INSTRUCTION - Repeat the records below exactly.

# # # # #

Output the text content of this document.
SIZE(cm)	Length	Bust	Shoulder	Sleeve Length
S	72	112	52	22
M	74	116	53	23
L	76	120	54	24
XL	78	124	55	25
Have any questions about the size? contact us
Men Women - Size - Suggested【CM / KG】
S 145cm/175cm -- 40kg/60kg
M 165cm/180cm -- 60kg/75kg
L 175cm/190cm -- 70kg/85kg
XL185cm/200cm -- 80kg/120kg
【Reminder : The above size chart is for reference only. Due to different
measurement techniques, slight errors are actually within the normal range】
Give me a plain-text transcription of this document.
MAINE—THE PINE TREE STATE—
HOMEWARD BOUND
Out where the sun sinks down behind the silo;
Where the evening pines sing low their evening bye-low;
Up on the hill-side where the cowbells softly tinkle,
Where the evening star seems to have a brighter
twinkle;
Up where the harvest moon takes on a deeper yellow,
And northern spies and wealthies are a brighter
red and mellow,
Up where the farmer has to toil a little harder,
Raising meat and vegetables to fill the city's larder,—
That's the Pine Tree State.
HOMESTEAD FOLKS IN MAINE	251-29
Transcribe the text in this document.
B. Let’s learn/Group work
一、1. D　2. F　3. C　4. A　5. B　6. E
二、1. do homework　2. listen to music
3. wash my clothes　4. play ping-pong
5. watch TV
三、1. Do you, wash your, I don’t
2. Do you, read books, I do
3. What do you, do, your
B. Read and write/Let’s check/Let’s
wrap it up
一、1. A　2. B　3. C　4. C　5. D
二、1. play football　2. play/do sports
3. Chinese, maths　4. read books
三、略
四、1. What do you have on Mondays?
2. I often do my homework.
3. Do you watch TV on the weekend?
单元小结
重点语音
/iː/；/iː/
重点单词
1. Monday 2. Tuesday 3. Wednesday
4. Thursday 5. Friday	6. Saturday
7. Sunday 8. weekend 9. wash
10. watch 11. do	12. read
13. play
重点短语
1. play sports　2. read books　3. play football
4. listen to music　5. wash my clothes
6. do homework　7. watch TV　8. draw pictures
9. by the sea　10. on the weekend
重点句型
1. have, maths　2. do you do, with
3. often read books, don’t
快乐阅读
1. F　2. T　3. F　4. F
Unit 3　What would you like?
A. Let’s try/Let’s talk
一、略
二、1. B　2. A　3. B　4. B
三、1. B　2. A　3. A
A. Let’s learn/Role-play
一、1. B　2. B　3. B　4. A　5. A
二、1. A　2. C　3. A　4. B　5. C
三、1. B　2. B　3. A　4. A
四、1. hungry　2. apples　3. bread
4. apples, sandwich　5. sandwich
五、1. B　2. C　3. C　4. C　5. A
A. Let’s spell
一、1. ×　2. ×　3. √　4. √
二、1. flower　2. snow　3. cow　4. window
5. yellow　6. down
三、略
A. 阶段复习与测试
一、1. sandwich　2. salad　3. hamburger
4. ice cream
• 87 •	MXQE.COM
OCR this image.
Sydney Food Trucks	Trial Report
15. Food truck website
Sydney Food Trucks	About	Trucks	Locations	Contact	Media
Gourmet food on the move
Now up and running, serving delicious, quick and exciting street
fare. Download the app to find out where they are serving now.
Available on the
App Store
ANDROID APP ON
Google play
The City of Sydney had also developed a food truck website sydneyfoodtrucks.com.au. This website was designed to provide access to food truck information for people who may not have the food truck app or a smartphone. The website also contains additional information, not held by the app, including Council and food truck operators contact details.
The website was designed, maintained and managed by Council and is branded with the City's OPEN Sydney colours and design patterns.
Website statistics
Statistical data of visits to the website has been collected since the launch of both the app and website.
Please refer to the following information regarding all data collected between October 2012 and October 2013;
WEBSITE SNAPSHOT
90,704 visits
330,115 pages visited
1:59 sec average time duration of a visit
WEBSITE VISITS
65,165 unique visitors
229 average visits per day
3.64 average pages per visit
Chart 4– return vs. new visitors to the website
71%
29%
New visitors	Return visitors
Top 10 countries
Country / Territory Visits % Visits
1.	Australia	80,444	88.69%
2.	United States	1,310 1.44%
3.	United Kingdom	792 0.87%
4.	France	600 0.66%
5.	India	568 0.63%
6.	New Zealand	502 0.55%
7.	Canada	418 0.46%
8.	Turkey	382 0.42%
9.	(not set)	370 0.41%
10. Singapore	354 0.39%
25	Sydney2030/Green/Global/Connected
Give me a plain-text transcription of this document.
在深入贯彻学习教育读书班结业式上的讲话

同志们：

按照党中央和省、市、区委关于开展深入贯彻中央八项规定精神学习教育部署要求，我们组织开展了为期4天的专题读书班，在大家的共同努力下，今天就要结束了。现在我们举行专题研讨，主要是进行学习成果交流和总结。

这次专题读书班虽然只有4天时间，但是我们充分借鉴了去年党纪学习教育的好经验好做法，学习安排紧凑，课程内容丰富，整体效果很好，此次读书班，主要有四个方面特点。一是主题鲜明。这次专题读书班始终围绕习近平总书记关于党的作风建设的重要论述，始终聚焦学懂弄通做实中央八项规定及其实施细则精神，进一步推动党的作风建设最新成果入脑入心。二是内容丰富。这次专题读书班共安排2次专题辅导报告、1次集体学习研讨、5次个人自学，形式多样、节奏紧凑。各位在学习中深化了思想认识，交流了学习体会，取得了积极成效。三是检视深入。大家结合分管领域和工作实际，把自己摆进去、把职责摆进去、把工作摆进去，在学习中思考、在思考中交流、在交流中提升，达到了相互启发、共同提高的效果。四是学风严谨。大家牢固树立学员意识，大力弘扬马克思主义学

# # # # #

EXPECTED ANSWER -
Output the text content of this document.
SIZE(cm)	Length	Bust	Shoulder	Sleeve Length
S	72	112	52	22
M	74	116	53	23
L	76	120	54	24
XL	78	124	55	25
Have any questions about the size? contact us
Men Women - Size - Suggested【CM / KG】
S 145cm/175cm -- 40kg/60kg
M 165cm/180cm -- 60kg/75kg
L 175cm/190cm -- 70kg/85kg
XL185cm/200cm -- 80kg/120kg
【Reminder : The above size chart is for reference only. Due to different
measurement techniques, slight errors are actually within the normal range】
Give me a plain-text transcription of this document.
MAINE—THE PINE TREE STATE—
HOMEWARD BOUND
Out where the sun sinks down behind the silo;
Where the evening pines sing low their evening bye-low;
Up on the hill-side where the cowbells softly tinkle,
Where the evening star seems to have a brighter
twinkle;
Up where the harvest moon takes on a deeper yellow,
And northern spies and wealthies are a brighter
red and mellow,
Up where the farmer has to toil a little harder,
Raising meat and vegetables to fill the city's larder,—
That's the Pine Tree State.
HOMESTEAD FOLKS IN MAINE	251-29
Transcribe the text in this document.
B. Let’s learn/Group work
一、1. D　2. F　3. C　4. A　5. B　6. E
二、1. do homework　2. listen to music
3. wash my clothes　4. play ping-pong
5. watch TV
三、1. Do you, wash your, I don’t
2. Do you, read books, I do
3. What do you, do, your
B. Read and write/Let’s check/Let’s
wrap it up
一、1. A　2. B　3. C　4. C　5. D
二、1. play football　2. play/do sports
3. Chinese, maths　4. read books
三、略
四、1. What do you have on Mondays?
2. I often do my homework.
3. Do you watch TV on the weekend?
单元小结
重点语音
/iː/；/iː/
重点单词
1. Monday 2. Tuesday 3. Wednesday
4. Thursday 5. Friday	6. Saturday
7. Sunday 8. weekend 9. wash
10. watch 11. do	12. read
13. play
重点短语
1. play sports　2. read books　3. play football
4. listen to music　5. wash my clothes
6. do homework　7. watch TV　8. draw pictures
9. by the sea　10. on the weekend
重点句型
1. have, maths　2. do you do, with
3. often read books, don’t
快乐阅读
1. F　2. T　3. F　4. F
Unit 3　What would you like?
A. Let’s try/Let’s talk
一、略
二、1. B　2. A　3. B　4. B
三、1. B　2. A　3. A
A. Let’s learn/Role-play
一、1. B　2. B　3. B　4. A　5. A
二、1. A　2. C　3. A　4. B　5. C
三、1. B　2. B　3. A　4. A
四、1. hungry　2. apples　3. bread
4. apples, sandwich　5. sandwich
五、1. B　2. C　3. C　4. C　5. A
A. Let’s spell
一、1. ×　2. ×　3. √　4. √
二、1. flower　2. snow　3. cow　4. window
5. yellow　6. down
三、略
A. 阶段复习与测试
一、1. sandwich　2. salad　3. hamburger
4. ice cream
• 87 •	MXQE.COM
OCR this image.
Sydney Food Trucks	Trial Report
15. Food truck website
Sydney Food Trucks	About	Trucks	Locations	Contact	Media
Gourmet food on the move
Now up and running, serving delicious, quick and exciting street
fare. Download the app to find out where they are serving now.
Available on the
App Store
ANDROID APP ON
Google play
The City of Sydney had also developed a food truck website sydneyfoodtrucks.com.au. This website was designed to provide access to food truck information for people who may not have the food truck app or a smartphone. The website also contains additional information, not held by the app, including Council and food truck operators contact details.
The website was designed, maintained and managed by Council and is branded with the City's OPEN Sydney colours and design patterns.
Website statistics
Statistical data of visits to the website has been collected since the launch of both the app and website.
Please refer to the following information regarding all data collected between October 2012 and October 2013;
WEBSITE SNAPSHOT
90,704 visits
330,115 pages visited
1:59 sec average time duration of a visit
WEBSITE VISITS
65,165 unique visitors
229 average visits per day
3.64 average pages per visit
Chart 4– return vs. new visitors to the website
71%
29%
New visitors	Return visitors
Top 10 countries
Country / Territory Visits % Visits
1.	Australia	80,444	88.69%
2.	United States	1,310 1.44%
3.	United Kingdom	792 0.87%
4.	France	600 0.66%
5.	India	568 0.63%
6.	New Zealand	502 0.55%
7.	Canada	418 0.46%
8.	Turkey	382 0.42%
9.	(not set)	370 0.41%
10. Singapore	354 0.39%
25	Sydney2030/Green/Global/Connected
Give me a plain-text transcription of this document.
在深入贯彻学习教育读书班结业式上的讲话

同志们：

按照党中央和省、市、区委关于开展深入贯彻中央八项规定精神学习教育部署要求，我们组织开展了为期4天的专题读书班，在大家的共同努力下，今天就要结束了。现在我们举行专题研讨，主要是进行学习成果交流和总结。

这次专题读书班虽然只有4天时间，但是我们充分借鉴了去年党纪学习教育的好经验好做法，学习安排紧凑，课程内容丰富，整体效果很好，此次读书班，主要有四个方面特点。一是主题鲜明。这次专题读书班始终围绕习近平总书记关于党的作风建设的重要论述，始终聚焦学懂弄通做实中央八项规定及其实施细则精神，进一步推动党的作风建设最新成果入脑入心。二是内容丰富。这次专题读书班共安排2次专题辅导报告、1次集体学习研讨、5次个人自学，形式多样、节奏紧凑。各位在学习中深化了思想认识，交流了学习体会，取得了积极成效。三是检视深入。大家结合分管领域和工作实际，把自己摆进去、把职责摆进去、把工作摆进去，在学习中思考、在思考中交流、在交流中提升，达到了相互启发、共同提高的效果。四是学风严谨。大家牢固树立学员意识，大力弘扬马克思主义学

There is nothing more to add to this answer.